--- To be done ---
Spot each line in the records below where the word "Dermatol" occurs, then copy it.

(Excerpts from a figure dataset)
***

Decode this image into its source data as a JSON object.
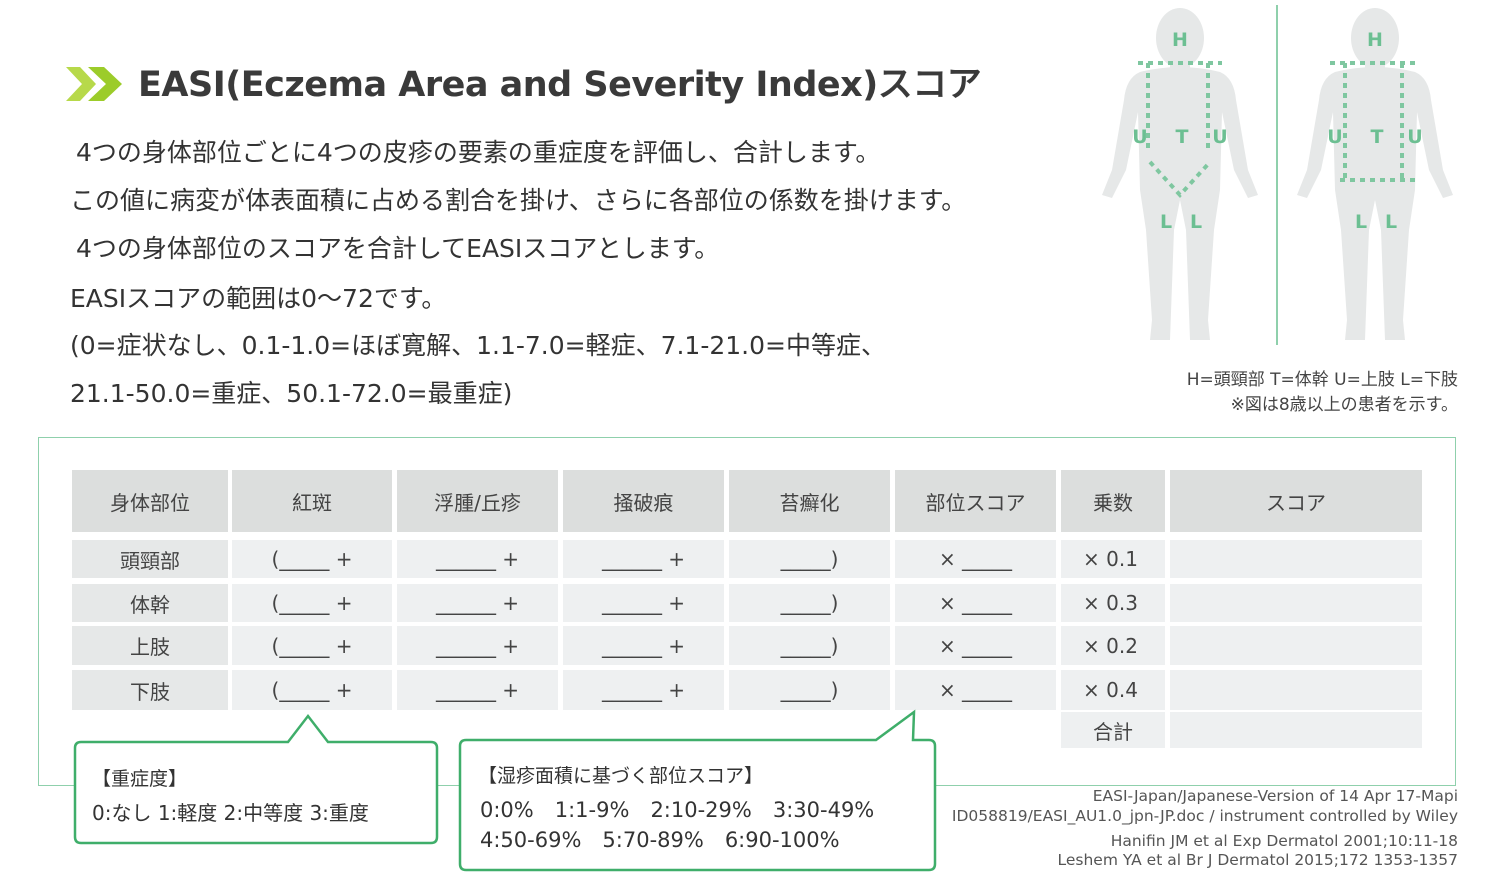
{
  "header": {
    "title": "EASI(Eczema Area and Severity Index)スコア"
  },
  "description": [
    "4つの身体部位ごとに4つの皮疹の要素の重症度を評価し、合計します。",
    "この値に病変が体表面積に占める割合を掛け、さらに各部位の係数を掛けます。",
    "4つの身体部位のスコアを合計してEASIスコアとします。",
    "EASIスコアの範囲は0〜72です。",
    "(0=症状なし、0.1-1.0=ほぼ寛解、1.1-7.0=軽症、7.1-21.0=中等症、",
    "21.1-50.0=重症、50.1-72.0=最重症)"
  ],
  "figure": {
    "front_labels": [
      "H",
      "U",
      "T",
      "U",
      "L",
      "L"
    ],
    "back_labels": [
      "H",
      "U",
      "T",
      "U",
      "L",
      "L"
    ],
    "caption": [
      "H=頭頸部 T=体幹 U=上肢 L=下肢",
      "※図は8歳以上の患者を示す。"
    ]
  },
  "table": {
    "headers": [
      "身体部位",
      "紅斑",
      "浮腫/丘疹",
      "掻破痕",
      "苔癬化",
      "部位スコア",
      "乗数",
      "スコア"
    ],
    "rows": [
      [
        "頭頸部",
        "(_____ +",
        "______ +",
        "______ +",
        "_____)",
        "× _____",
        "× 0.1"
      ],
      [
        "体幹",
        "(_____ +",
        "______ +",
        "______ +",
        "_____)",
        "× _____",
        "× 0.3"
      ],
      [
        "上肢",
        "(_____ +",
        "______ +",
        "______ +",
        "_____)",
        "× _____",
        "× 0.2"
      ],
      [
        "下肢",
        "(_____ +",
        "______ +",
        "______ +",
        "_____)",
        "× _____",
        "× 0.4"
      ]
    ],
    "total_label": "合計"
  },
  "severity": {
    "title": "【重症度】",
    "text": "0:なし 1:軽度 2:中等度 3:重度"
  },
  "area": {
    "title": "【湿疹面積に基づく部位スコア】",
    "lines": [
      "0:0%　1:1-9%　2:10-29%　3:30-49%",
      "4:50-69%　5:70-89%　6:90-100%"
    ]
  },
  "footer": [
    "EASI-Japan/Japanese-Version of 14 Apr 17-Mapi",
    "ID058819/EASI_AU1.0_jpn-JP.doc / instrument controlled by Wiley",
    "Hanifin JM et al  Exp Dermatol 2001;10:11-18",
    "Leshem YA et al  Br J Dermatol 2015;172 1353-1357"
  ]
}
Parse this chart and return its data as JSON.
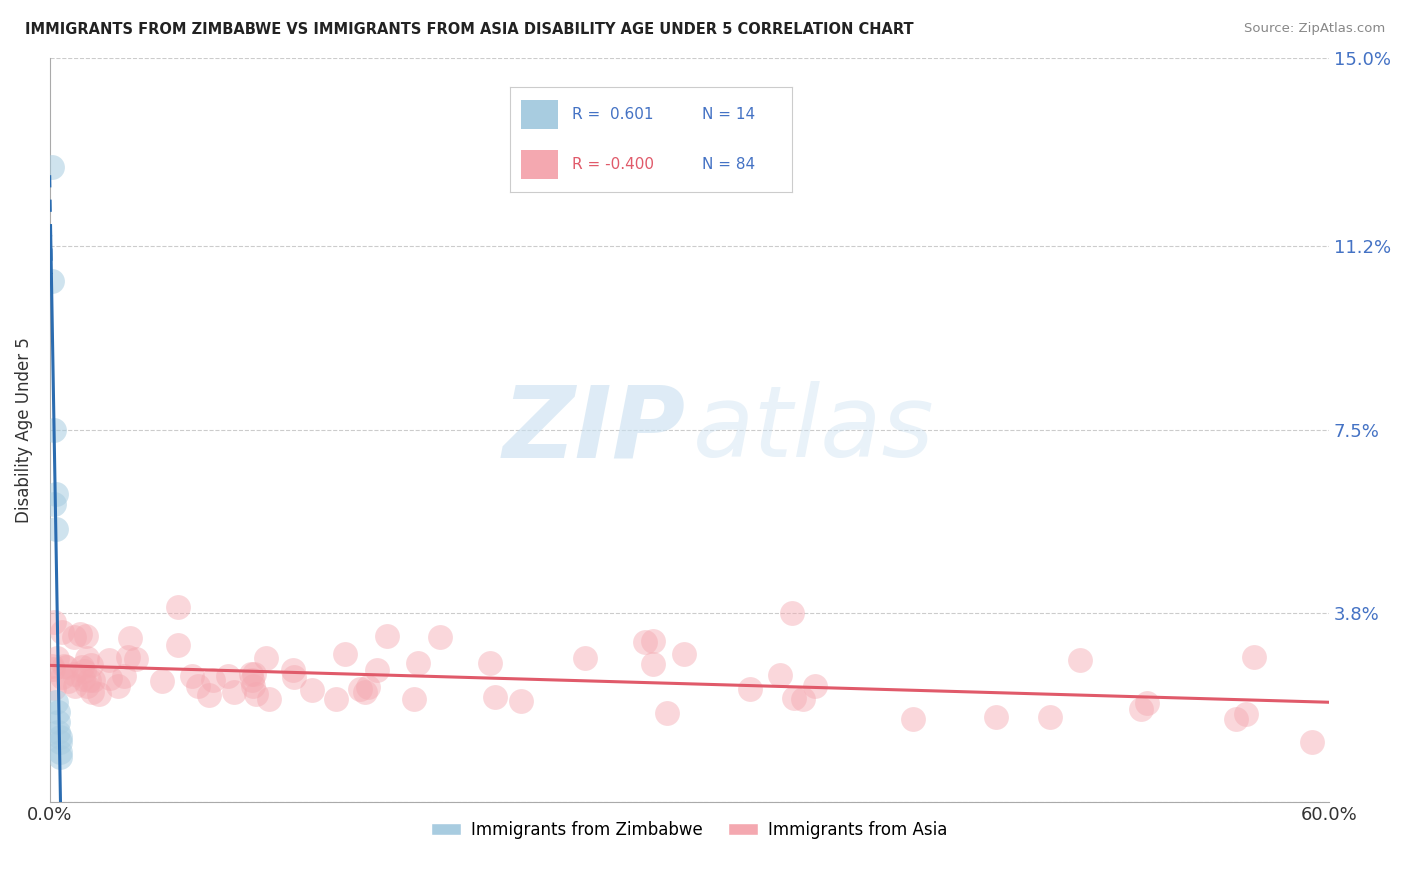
{
  "title": "IMMIGRANTS FROM ZIMBABWE VS IMMIGRANTS FROM ASIA DISABILITY AGE UNDER 5 CORRELATION CHART",
  "source": "Source: ZipAtlas.com",
  "ylabel": "Disability Age Under 5",
  "xlim": [
    0,
    0.6
  ],
  "ylim": [
    0,
    0.15
  ],
  "ytick_vals": [
    0.0,
    0.038,
    0.075,
    0.112,
    0.15
  ],
  "ytick_labels": [
    "",
    "3.8%",
    "7.5%",
    "11.2%",
    "15.0%"
  ],
  "xtick_vals": [
    0.0,
    0.1,
    0.2,
    0.3,
    0.4,
    0.5,
    0.6
  ],
  "xtick_labels": [
    "0.0%",
    "",
    "",
    "",
    "",
    "",
    "60.0%"
  ],
  "color_zimbabwe": "#a8cce0",
  "color_asia": "#f4a8b0",
  "color_line_zimbabwe": "#2b6cb0",
  "color_line_asia": "#e05a6a",
  "background_color": "#ffffff",
  "zimbabwe_x": [
    0.001,
    0.001,
    0.002,
    0.002,
    0.003,
    0.003,
    0.003,
    0.004,
    0.004,
    0.004,
    0.005,
    0.005,
    0.005,
    0.005
  ],
  "zimbabwe_y": [
    0.128,
    0.105,
    0.075,
    0.06,
    0.062,
    0.055,
    0.02,
    0.018,
    0.016,
    0.014,
    0.013,
    0.012,
    0.01,
    0.009
  ]
}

***

--- Exercise answer ---
    "Hanifin JM et al  Exp Dermatol 2001;10:11-18",
    "Leshem YA et al  Br J Dermatol 2015;172 1353-1357"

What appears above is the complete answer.